• **Cosa fare**
- a) Nel testo su “Una sull’altra”, a quale film di Alfred Hitchcock deve Fulci l’idea generale e parte dell’intreccio?
- b) Stabilisci se queste affermazioni concordano con il testo su “Una sull’altra”: (i) Fulci ammise di essersi ispirato a “Vertigo”; (ii) tra gli attori si eleva un po’ solo la Martinelli; (iii) la scena lesbica tra le due donne è mostrata in modo esplicito.
- c) Prosegui il testo su “Una sull’altra” a partire dal punto in cui si interrompe.

• **Testo riportato**

************

Davvero a suo agio nel girare le scene e nella direzione degli attori, Fulci costruisce un thriller solido e di sicuro interesse, apprezzabile anche a quasi quarant’anni di distanza dalla sua uscita nelle sale. Come ricorda Gordiano Lupi nell’ottimo saggio scritto a quattro mani con Chianese, Fulci negò un’ispirazione che, vedendo la pellicola, risulterà evidente a tutti i cinefili. E naturalmente parliamo dell’immortale “Vertigo” di Alfred Hitchcock (da noi conosciuto anche come “La donna che visse due volte“), cui il regista romano deve non solo l’idea generale ma anche qualcosa dell’intreccio. Poco male, comunque, perché il film trova momenti di sensualità e di raffinato erotismo che il puritano Hitchcock non ha mai conosciuto (e con ciò non credo di ledere la sua maestà, né sto affermando che “Una sull’altra” è migliore di “Vertigo“, ci mancherebbe), che costituiscono un plusvalore per il thriller, un arricchimento visivo e, in maniera certamente minore, narrativo del quale fece largo uso, da quel momento in poi, ogni onesto mestierante di genere (esemplificativa di ciò è la produzione di genere anni Settanta). Sensualità e quel tocco di psicologismo che non guasta mai saranno dunque gli ingredienti principe dell’italico thriller, che si apprestava ad invadere le sale proprio grazie all’avvento di pellicole come questa, senza dimenticare il coevo “L’uccello dalle piume di cristallo” di Dario Argento, né tanto meno la precedente, meritoria e rivoluzionaria opera di Mario Bava.

Il regista romano assembla un buon cast d’attori, quanto a notorietà, evidentemente meno per ciò che riguarda il talento. Si eleva un pochino solo la Martinelli, più sensuale ed ambigua rispetto a Marisa Mell, nonostante il ruolo duplice ed enigmatico riservato all’attrice austriaca. Ma certo non è sull’interpretazione degli attori che puntò Fulci, diversamente centrato su una sceneggiatura affascinante che solo a mente fredda palesa la sua scarsa verosimiglianza. Resta lo scandalo suscitato nella puritana Italia dei fine Sessanta, soprattutto per la scena di velato lesbismo, soltanto simbolica ma sufficiente ad allarmare la censura; preludio ad una vera e propria persecuzione artistica che investirà Fulci soprattutto nel suo terzo thriller, quel “Non si sevizia un paperino” che ancora oggi viene celebrato come il suo lungometraggio più interessante e significativo. Dal testo “Filmare la morte”, ecco le parole di Lupi e Chianese: “Il film si ricorda infatti per una scena lesbica tra le due donne (moglie e amante) che in ogni caso è appena accennata e resta a livello di sensazione epidermica. Nell’Italia bacchettona degli anni Sessanta non si poteva pretendere di più. I temi del film sono comunque molto morbosi, caratteristica che si apprezza in tutti i gialli di Fulci. Ricordiamo su tutte la scena dell’obitorio con un’esibizione della morte che non era facile vedere sul grande schermo“.

************

• **Dati registrati**
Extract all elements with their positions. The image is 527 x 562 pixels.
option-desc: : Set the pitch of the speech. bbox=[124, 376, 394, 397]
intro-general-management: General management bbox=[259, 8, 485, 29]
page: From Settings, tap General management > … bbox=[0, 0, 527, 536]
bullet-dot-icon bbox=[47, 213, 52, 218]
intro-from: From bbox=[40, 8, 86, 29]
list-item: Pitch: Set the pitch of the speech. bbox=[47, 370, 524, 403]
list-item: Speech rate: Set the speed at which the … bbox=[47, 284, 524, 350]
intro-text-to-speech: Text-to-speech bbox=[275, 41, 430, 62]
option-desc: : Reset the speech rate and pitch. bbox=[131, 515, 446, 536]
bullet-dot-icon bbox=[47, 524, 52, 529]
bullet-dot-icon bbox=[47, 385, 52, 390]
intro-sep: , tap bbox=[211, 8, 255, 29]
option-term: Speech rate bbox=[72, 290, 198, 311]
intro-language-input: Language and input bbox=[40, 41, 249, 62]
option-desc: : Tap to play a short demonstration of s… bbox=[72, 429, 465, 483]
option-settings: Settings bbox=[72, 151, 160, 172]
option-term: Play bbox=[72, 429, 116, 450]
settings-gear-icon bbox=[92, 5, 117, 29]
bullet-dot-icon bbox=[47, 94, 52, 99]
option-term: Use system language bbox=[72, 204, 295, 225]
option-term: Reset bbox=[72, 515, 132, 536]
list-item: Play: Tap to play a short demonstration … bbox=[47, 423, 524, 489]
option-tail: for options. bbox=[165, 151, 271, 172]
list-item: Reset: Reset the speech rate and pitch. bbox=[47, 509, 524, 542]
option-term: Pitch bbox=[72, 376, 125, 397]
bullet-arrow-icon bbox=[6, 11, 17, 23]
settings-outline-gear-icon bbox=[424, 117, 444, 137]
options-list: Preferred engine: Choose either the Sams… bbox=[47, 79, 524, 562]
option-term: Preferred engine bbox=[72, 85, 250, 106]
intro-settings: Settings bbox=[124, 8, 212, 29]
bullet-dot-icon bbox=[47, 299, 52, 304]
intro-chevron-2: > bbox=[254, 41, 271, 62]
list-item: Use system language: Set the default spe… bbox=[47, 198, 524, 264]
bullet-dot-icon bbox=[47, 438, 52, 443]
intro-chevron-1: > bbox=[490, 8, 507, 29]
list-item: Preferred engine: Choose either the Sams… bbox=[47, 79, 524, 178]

************

• **Risposte**
- a) A “Vertigo”, conosciuto in Italia anche come “La donna che visse due volte”.

- b)
(i) No: “Fulci negò un’ispirazione che, vedendo la pellicola, risulterà evidente a tutti i cinefili”.
(ii) Sì: “Si eleva un pochino solo la Martinelli”.
(iii) No: “è appena accennata e resta a livello di sensazione epidermica”.

- c)
Anche l’apparato tecnico contribuisce a dar lustro alla pellicola, attraverso una fotografia che amplifica la sensazione di morbosità, e un uso delle scenografia e dei colori che ci cala perfettamente delle atmosfere della San Francisco borghese e in carriera, tra atmosfere pop e una certa libertà sessuale. Definito a posteriori in molti modi, tra i quali anche lesbo-pop thriller, “Una sull’altra” resta comunque un’opera imprescindibile per chi voglia addentrarsi con la giusta curiosità nei meandri del cinema fulciano, un lavoro che porta in embrione le tematiche che sarebbero emerse con maggior virulenza nella successiva produzione thriller-horror del regista romano.

Curiosità: Il film fu girato a San Francisco. Gli interni del carcere sono quelli del penitenziario di San Quintino. Inizialmente doveva intitolarsi “Perversion story“. La frase di lancio così recitava: “Questo film inizia dove Hitchcock finisce”.